───── Passage provided ─────

With his poor sales record, he did tend to gallery hop. There was a string of galleries after the Egan and the A.C.A., all of which he left in hopes of selling better somewhere else — the Forum Gallery, Fischbach and the Zabriskie Gallery, whose feisty director Virginia Zabriskie told him straight out, when he complained of his low prices and poor sales, “Herman, neither of us is ever going to earn any money from your work until you’re dead.”

In the case of his last gallery, the Fischbach, he left because they would only show him in the side room and he couldn’t swallow the humiliation. This act of pride, though, left him without a gallery. Yet, the Hirshhorn Museum boughthim over the years, and there were grants from the Pollack-Krasner Foundation, the Adolph and Esther Gottlieb Foundation, the National Endowment for the Arts, the Mark Rothko foundation, the Sheep Meadow Foundation, many purchase awards from the American Academy of Arts & Letters to the National Academy of Design and artist-in-residence gigs at universities in Virginia and New Mexico.

─────

Stated goal 1. List every gallery the passage about Herman's galleries names.

───── Supplied information ─────

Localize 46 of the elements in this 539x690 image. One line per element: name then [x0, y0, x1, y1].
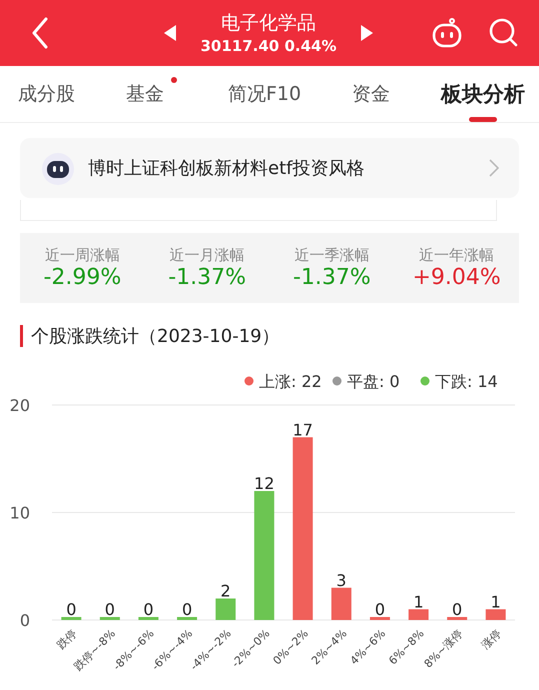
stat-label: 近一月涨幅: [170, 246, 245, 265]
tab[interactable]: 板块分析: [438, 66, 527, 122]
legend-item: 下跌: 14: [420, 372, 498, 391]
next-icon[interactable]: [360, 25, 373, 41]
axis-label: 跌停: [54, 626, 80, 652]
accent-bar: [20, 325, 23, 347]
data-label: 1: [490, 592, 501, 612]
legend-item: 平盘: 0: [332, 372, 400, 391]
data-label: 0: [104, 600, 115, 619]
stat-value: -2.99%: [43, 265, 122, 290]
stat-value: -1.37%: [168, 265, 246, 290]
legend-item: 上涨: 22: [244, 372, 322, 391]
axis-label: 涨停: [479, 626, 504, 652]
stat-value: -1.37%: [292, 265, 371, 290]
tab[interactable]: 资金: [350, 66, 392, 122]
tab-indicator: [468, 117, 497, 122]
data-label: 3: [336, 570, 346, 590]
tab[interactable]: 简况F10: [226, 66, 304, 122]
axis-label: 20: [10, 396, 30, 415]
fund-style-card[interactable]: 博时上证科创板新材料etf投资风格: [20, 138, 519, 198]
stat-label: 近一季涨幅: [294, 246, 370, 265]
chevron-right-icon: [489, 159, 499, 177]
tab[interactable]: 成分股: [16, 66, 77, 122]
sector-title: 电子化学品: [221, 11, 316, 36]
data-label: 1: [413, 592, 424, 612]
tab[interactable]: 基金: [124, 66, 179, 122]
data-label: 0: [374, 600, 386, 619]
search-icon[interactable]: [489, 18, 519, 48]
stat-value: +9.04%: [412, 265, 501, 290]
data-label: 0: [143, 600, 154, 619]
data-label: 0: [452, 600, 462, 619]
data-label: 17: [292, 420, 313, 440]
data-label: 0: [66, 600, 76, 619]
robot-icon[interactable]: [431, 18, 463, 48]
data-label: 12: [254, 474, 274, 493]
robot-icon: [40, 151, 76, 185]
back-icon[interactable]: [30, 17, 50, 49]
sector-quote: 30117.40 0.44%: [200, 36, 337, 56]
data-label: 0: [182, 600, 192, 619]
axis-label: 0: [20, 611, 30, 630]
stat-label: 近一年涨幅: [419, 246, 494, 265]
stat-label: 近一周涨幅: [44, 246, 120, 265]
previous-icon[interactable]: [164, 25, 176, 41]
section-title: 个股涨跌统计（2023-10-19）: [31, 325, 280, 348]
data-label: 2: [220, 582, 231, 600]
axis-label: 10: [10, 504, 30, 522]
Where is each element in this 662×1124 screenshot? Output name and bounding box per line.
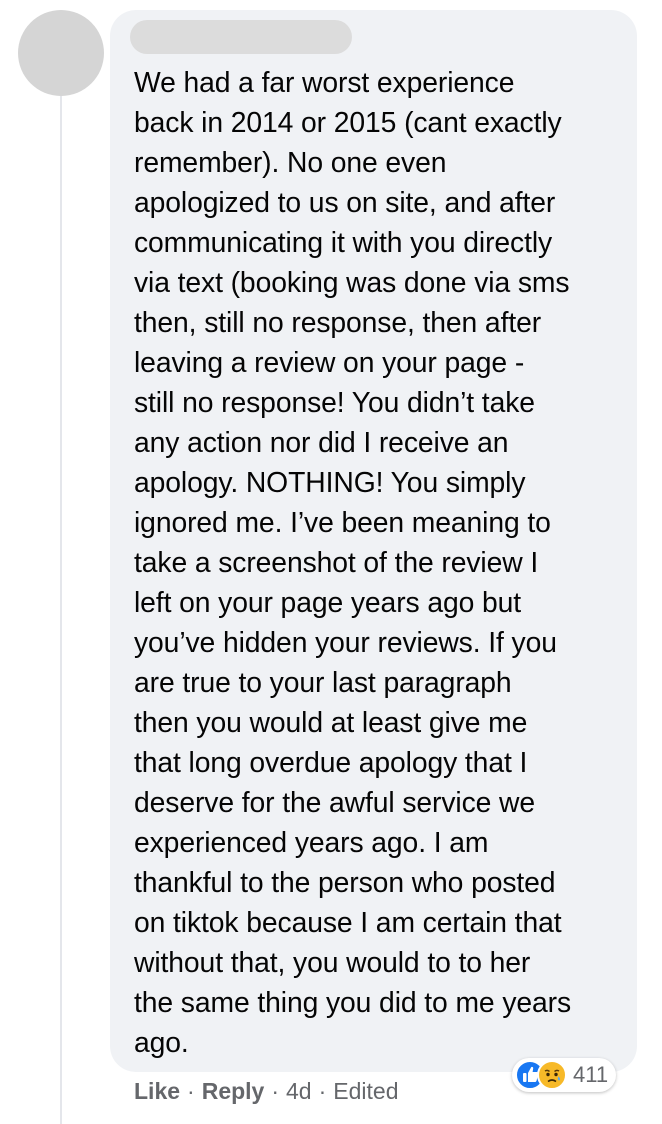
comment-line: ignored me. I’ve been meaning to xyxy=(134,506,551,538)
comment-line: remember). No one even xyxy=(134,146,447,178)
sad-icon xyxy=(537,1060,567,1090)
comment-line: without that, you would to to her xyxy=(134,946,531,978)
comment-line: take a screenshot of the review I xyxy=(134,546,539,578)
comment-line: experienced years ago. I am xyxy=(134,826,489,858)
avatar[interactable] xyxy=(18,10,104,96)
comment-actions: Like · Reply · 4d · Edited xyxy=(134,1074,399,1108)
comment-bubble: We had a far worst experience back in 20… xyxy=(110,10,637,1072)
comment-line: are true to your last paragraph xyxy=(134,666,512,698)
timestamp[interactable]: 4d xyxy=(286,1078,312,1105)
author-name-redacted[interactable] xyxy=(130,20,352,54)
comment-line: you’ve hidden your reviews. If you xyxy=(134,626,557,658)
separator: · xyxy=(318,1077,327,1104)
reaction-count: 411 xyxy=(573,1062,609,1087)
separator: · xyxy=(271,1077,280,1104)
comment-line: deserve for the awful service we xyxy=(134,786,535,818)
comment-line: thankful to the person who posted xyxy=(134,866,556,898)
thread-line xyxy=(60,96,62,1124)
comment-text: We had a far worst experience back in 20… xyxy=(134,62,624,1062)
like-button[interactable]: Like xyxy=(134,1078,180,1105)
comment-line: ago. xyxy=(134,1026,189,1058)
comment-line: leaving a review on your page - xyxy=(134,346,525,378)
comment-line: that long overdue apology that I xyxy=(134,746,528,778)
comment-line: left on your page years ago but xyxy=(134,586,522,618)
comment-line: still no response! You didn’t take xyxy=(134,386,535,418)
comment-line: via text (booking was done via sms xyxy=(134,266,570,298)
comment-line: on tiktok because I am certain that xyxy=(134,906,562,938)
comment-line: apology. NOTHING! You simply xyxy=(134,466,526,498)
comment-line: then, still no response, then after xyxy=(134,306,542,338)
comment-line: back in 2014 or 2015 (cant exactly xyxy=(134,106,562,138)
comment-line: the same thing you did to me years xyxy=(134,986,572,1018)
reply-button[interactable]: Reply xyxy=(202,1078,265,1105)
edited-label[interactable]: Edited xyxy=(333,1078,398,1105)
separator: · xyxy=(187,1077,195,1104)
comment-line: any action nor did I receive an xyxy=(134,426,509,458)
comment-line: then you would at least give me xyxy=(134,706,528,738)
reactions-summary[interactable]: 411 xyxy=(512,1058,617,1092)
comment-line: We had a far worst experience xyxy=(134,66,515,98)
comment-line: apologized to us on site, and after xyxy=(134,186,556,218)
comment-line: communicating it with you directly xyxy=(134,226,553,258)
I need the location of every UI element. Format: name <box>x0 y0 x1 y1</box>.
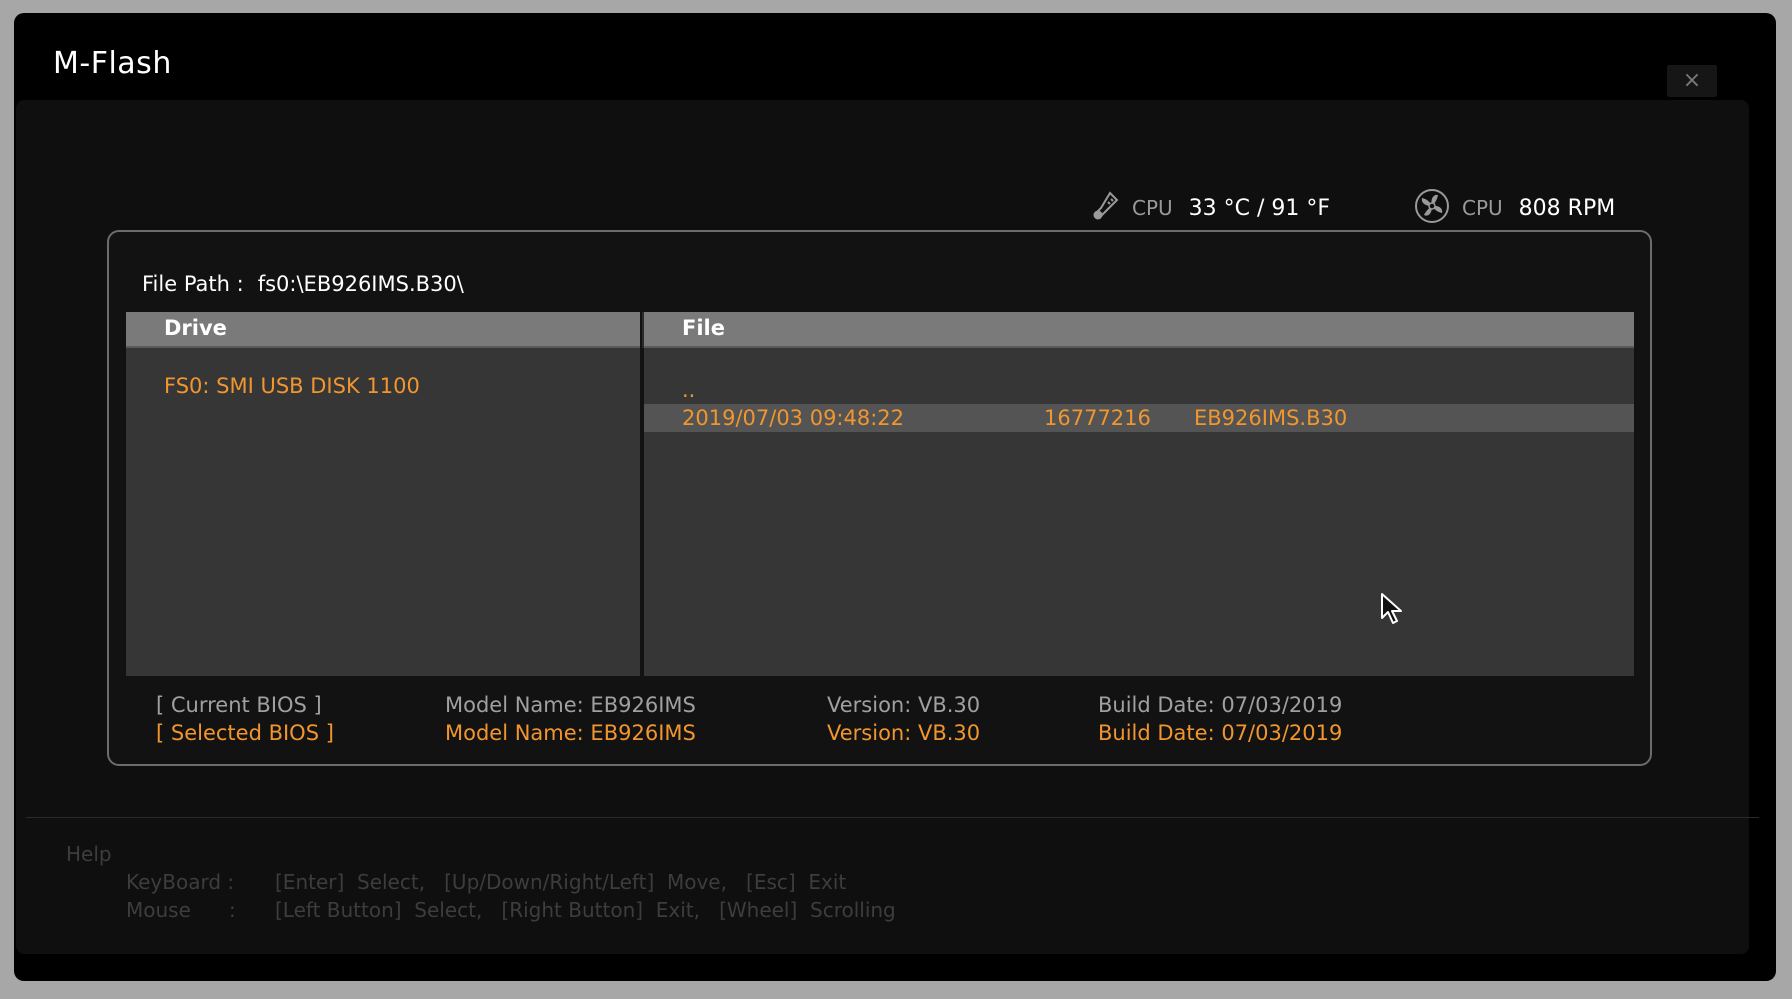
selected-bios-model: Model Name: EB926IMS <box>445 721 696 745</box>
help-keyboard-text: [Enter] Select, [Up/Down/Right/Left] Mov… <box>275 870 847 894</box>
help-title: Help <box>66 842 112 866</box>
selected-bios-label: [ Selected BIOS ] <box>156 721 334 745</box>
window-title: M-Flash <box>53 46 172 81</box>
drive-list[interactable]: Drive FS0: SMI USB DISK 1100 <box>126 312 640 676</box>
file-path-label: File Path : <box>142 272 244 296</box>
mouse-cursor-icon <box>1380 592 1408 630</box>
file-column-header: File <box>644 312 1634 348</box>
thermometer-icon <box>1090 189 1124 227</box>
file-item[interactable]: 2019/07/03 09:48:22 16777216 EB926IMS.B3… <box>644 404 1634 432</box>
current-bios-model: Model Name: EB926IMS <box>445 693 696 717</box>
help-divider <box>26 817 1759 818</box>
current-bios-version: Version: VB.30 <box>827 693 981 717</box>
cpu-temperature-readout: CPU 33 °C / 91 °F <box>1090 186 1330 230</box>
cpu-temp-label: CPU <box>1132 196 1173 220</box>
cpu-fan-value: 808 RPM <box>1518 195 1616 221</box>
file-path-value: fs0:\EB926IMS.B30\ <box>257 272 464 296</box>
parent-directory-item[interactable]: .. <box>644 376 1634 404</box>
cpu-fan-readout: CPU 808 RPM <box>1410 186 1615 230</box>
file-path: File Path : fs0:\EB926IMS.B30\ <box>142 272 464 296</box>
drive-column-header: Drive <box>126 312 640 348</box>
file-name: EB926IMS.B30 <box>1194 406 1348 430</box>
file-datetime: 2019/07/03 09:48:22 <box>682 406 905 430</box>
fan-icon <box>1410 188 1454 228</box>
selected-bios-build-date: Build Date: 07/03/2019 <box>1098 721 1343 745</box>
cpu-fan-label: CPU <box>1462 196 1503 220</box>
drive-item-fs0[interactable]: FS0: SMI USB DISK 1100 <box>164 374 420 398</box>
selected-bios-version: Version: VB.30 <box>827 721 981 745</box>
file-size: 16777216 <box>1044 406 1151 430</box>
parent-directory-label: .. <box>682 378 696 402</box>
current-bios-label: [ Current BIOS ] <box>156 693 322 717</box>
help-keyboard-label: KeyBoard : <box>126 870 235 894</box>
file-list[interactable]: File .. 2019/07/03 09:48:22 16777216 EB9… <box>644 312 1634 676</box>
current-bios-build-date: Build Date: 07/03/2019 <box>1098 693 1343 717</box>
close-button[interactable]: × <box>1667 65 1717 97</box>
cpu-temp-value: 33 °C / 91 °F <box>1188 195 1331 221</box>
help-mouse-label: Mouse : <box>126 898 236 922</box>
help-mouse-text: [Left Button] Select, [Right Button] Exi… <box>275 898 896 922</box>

─────

Stated goal 2. In the records, reproduce the lines from the one containing "comment-line: ignored me." up to and including the one containing "thread-line xyxy=(60,96,62,1124)".

Expected output 1.
- the Egan
- the A.C.A.
- the Forum Gallery
- Fischbach
- the Zabriskie Gallery

Expected output 2.
comment-line: ignored me. I’ve been meaning to xyxy=(134,506,551,538)
comment-line: remember). No one even xyxy=(134,146,447,178)
sad-icon xyxy=(537,1060,567,1090)
comment-line: without that, you would to to her xyxy=(134,946,531,978)
comment-line: take a screenshot of the review I xyxy=(134,546,539,578)
comment-line: experienced years ago. I am xyxy=(134,826,489,858)
avatar[interactable] xyxy=(18,10,104,96)
comment-actions: Like · Reply · 4d · Edited xyxy=(134,1074,399,1108)
comment-bubble: We had a far worst experience back in 20… xyxy=(110,10,637,1072)
comment-line: are true to your last paragraph xyxy=(134,666,512,698)
timestamp[interactable]: 4d xyxy=(286,1078,312,1105)
author-name-redacted[interactable] xyxy=(130,20,352,54)
comment-line: you’ve hidden your reviews. If you xyxy=(134,626,557,658)
separator: · xyxy=(318,1077,327,1104)
reaction-count: 411 xyxy=(573,1062,609,1087)
separator: · xyxy=(271,1077,280,1104)
comment-line: deserve for the awful service we xyxy=(134,786,535,818)
comment-line: thankful to the person who posted xyxy=(134,866,556,898)
thread-line xyxy=(60,96,62,1124)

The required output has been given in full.